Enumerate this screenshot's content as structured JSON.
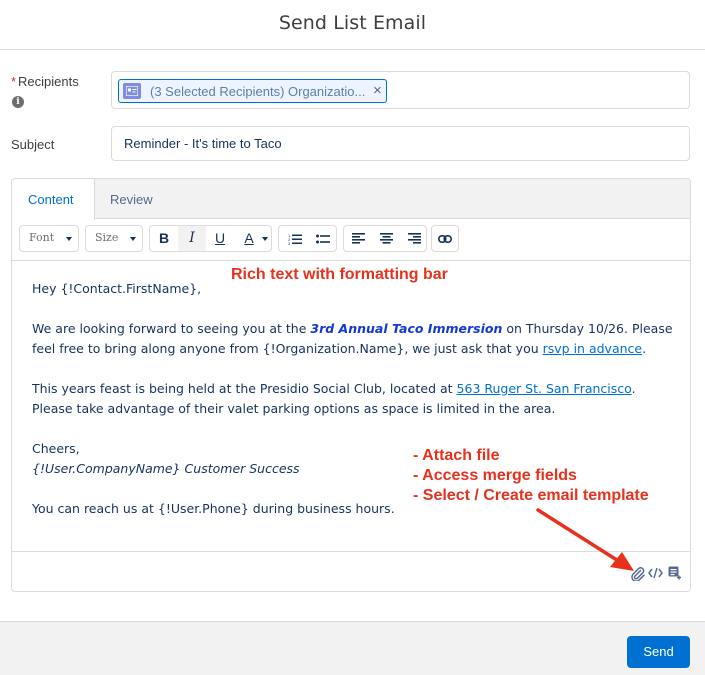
{
  "modal": {
    "title": "Send List Email"
  },
  "recipients": {
    "required_mark": "*",
    "label": "Recipients",
    "pill_label": "(3 Selected Recipients) Organizatio...",
    "pill_close": "×",
    "info_glyph": "i"
  },
  "subject": {
    "label": "Subject",
    "value": "Reminder - It's time to Taco"
  },
  "tabs": [
    {
      "label": "Content",
      "active": true
    },
    {
      "label": "Review",
      "active": false
    }
  ],
  "toolbar": {
    "font_label": "Font",
    "size_label": "Size",
    "bold": "B",
    "italic": "I",
    "underline": "U",
    "text_color": "A"
  },
  "body": {
    "greeting": "Hey {!Contact.FirstName},",
    "p1_a": "We are looking forward to seeing you at the ",
    "p1_event": "3rd Annual Taco Immersion",
    "p1_b": " on Thursday 10/26. Please feel free to bring along anyone from {!Organization.Name}, we just ask that you ",
    "p1_link": "rsvp in advance",
    "p1_c": ".",
    "p2_a": "This years feast is being held at the Presidio Social Club, located at ",
    "p2_link": "563 Ruger St. San Francisco",
    "p2_b": ". Please take advantage of their valet parking options as space is limited in the area.",
    "signoff": "Cheers,",
    "signature": "{!User.CompanyName} Customer Success",
    "contact": "You can reach us at {!User.Phone} during business hours."
  },
  "annotations": {
    "rich_text": "Rich text with formatting bar",
    "attach": "- Attach file",
    "merge": "- Access merge fields",
    "template": "- Select / Create email template"
  },
  "footer": {
    "send_label": "Send"
  },
  "colors": {
    "brand": "#0070d2",
    "annotation": "#e8311d",
    "pill_bg": "#eef4ff"
  }
}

☆ ☆ ☆

What you will do:
Working from the material above, transcribe it exactly while omitting pictures.

Response to the exercise:
Enumerate this screenshot's content as structured JSON.
{
  "modal": {
    "title": "Send List Email"
  },
  "recipients": {
    "required_mark": "*",
    "label": "Recipients",
    "pill_label": "(3 Selected Recipients) Organizatio...",
    "pill_close": "×",
    "info_glyph": "i"
  },
  "subject": {
    "label": "Subject",
    "value": "Reminder - It's time to Taco"
  },
  "tabs": [
    {
      "label": "Content",
      "active": true
    },
    {
      "label": "Review",
      "active": false
    }
  ],
  "toolbar": {
    "font_label": "Font",
    "size_label": "Size",
    "bold": "B",
    "italic": "I",
    "underline": "U",
    "text_color": "A"
  },
  "body": {
    "greeting": "Hey {!Contact.FirstName},",
    "p1_a": "We are looking forward to seeing you at the ",
    "p1_event": "3rd Annual Taco Immersion",
    "p1_b": " on Thursday 10/26. Please feel free to bring along anyone from {!Organization.Name}, we just ask that you ",
    "p1_link": "rsvp in advance",
    "p1_c": ".",
    "p2_a": "This years feast is being held at the Presidio Social Club, located at ",
    "p2_link": "563 Ruger St. San Francisco",
    "p2_b": ". Please take advantage of their valet parking options as space is limited in the area.",
    "signoff": "Cheers,",
    "signature": "{!User.CompanyName} Customer Success",
    "contact": "You can reach us at {!User.Phone} during business hours."
  },
  "annotations": {
    "rich_text": "Rich text with formatting bar",
    "attach": "- Attach file",
    "merge": "- Access merge fields",
    "template": "- Select / Create email template"
  },
  "footer": {
    "send_label": "Send"
  },
  "colors": {
    "brand": "#0070d2",
    "annotation": "#e8311d",
    "pill_bg": "#eef4ff"
  }
}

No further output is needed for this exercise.